* Begin *
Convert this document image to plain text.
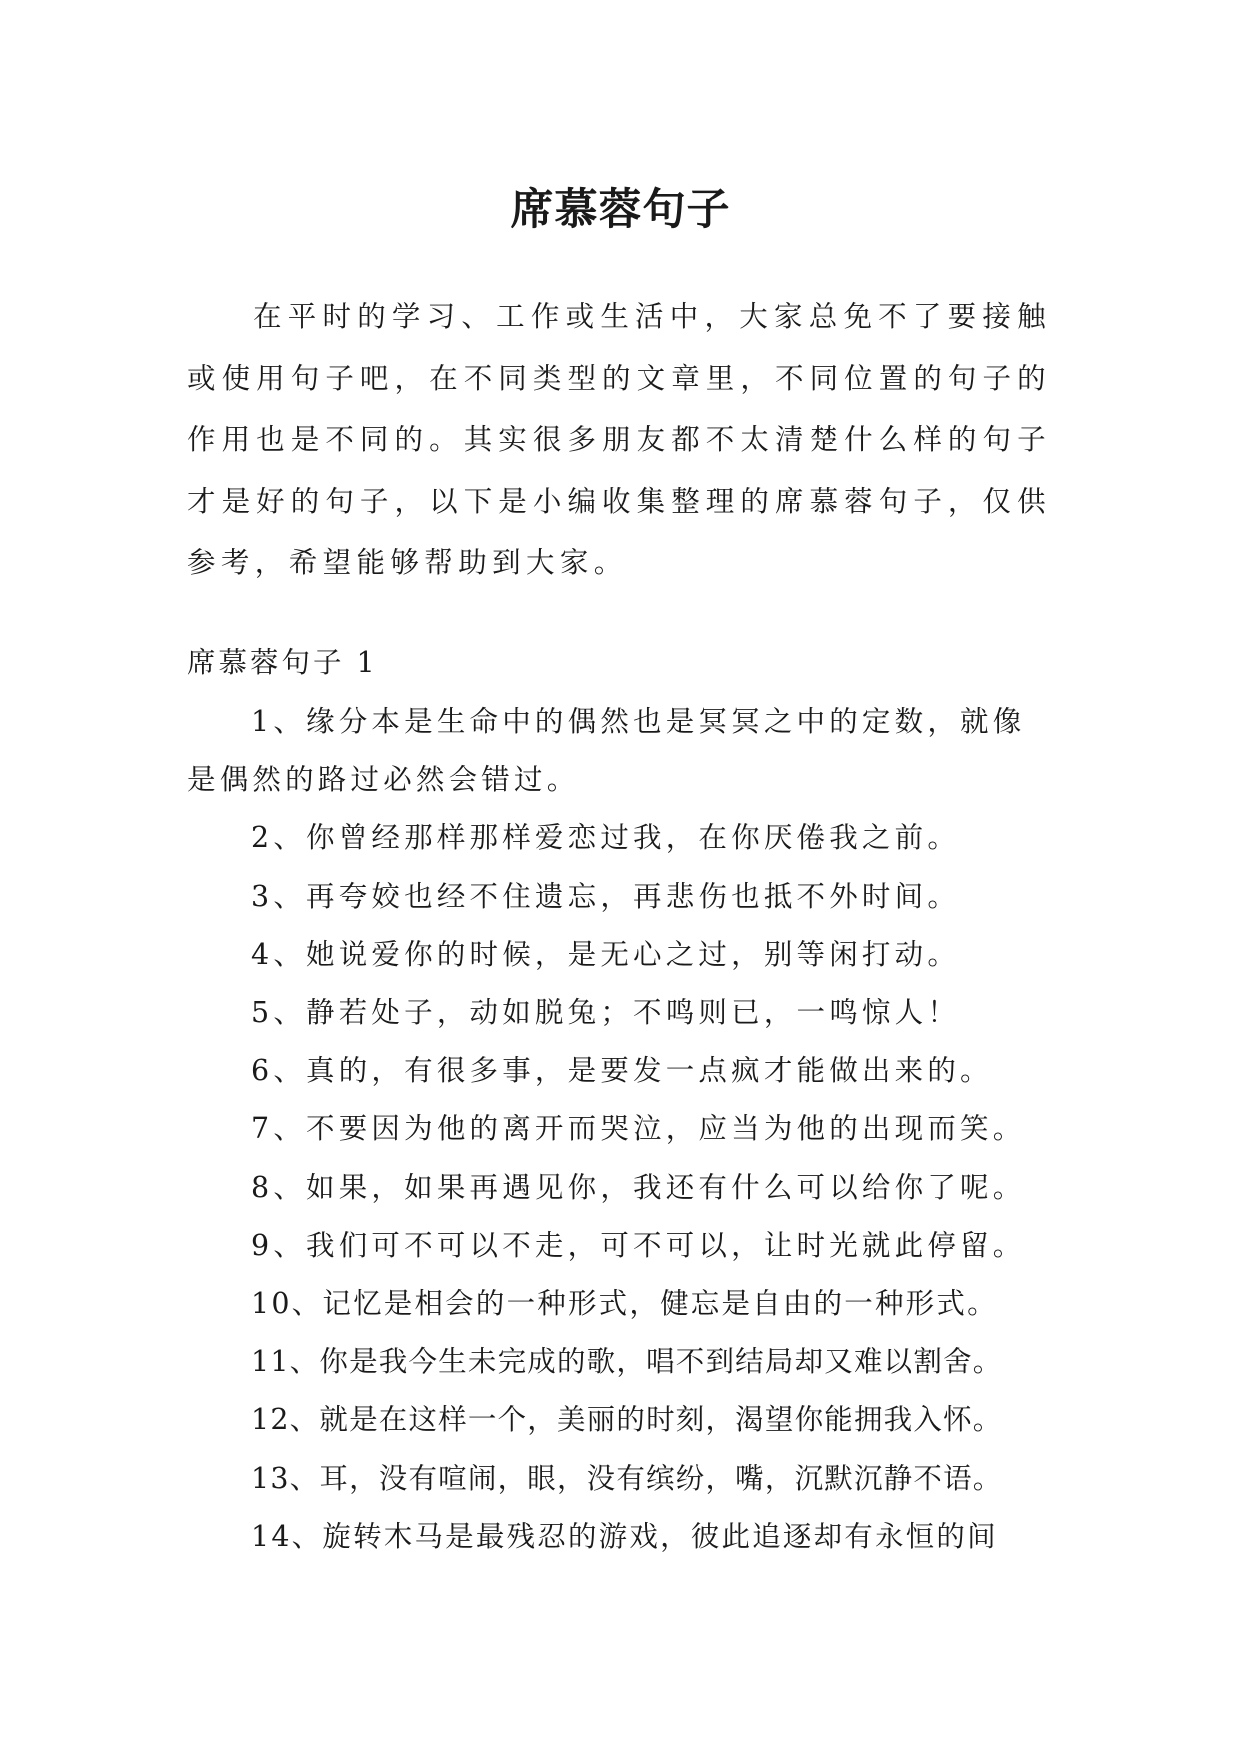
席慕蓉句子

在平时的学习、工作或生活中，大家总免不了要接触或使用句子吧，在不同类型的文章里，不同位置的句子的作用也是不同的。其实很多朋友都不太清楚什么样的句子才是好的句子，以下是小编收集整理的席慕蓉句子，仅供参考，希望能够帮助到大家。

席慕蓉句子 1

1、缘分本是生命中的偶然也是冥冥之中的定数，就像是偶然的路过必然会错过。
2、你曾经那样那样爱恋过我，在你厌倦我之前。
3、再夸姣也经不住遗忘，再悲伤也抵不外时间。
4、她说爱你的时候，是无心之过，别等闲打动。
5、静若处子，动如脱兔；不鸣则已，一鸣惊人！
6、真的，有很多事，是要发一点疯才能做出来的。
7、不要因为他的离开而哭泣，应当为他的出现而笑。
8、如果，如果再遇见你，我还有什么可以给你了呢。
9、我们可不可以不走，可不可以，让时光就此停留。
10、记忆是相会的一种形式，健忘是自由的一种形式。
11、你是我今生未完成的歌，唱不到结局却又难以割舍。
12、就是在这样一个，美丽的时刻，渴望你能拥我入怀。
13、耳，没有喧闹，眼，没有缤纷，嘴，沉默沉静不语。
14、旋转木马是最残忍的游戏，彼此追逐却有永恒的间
* End *
■ DIRECTIONS ■
From the listing above, print every entry precisely and drop the pictures.

■ RESULT FOR THIS TASK ■
Convert this document image to plain text.
席慕蓉句子

在平时的学习、工作或生活中，大家总免不了要接触或使用句子吧，在不同类型的文章里，不同位置的句子的作用也是不同的。其实很多朋友都不太清楚什么样的句子才是好的句子，以下是小编收集整理的席慕蓉句子，仅供参考，希望能够帮助到大家。

席慕蓉句子 1

1、缘分本是生命中的偶然也是冥冥之中的定数，就像是偶然的路过必然会错过。
2、你曾经那样那样爱恋过我，在你厌倦我之前。
3、再夸姣也经不住遗忘，再悲伤也抵不外时间。
4、她说爱你的时候，是无心之过，别等闲打动。
5、静若处子，动如脱兔；不鸣则已，一鸣惊人！
6、真的，有很多事，是要发一点疯才能做出来的。
7、不要因为他的离开而哭泣，应当为他的出现而笑。
8、如果，如果再遇见你，我还有什么可以给你了呢。
9、我们可不可以不走，可不可以，让时光就此停留。
10、记忆是相会的一种形式，健忘是自由的一种形式。
11、你是我今生未完成的歌，唱不到结局却又难以割舍。
12、就是在这样一个，美丽的时刻，渴望你能拥我入怀。
13、耳，没有喧闹，眼，没有缤纷，嘴，沉默沉静不语。
14、旋转木马是最残忍的游戏，彼此追逐却有永恒的间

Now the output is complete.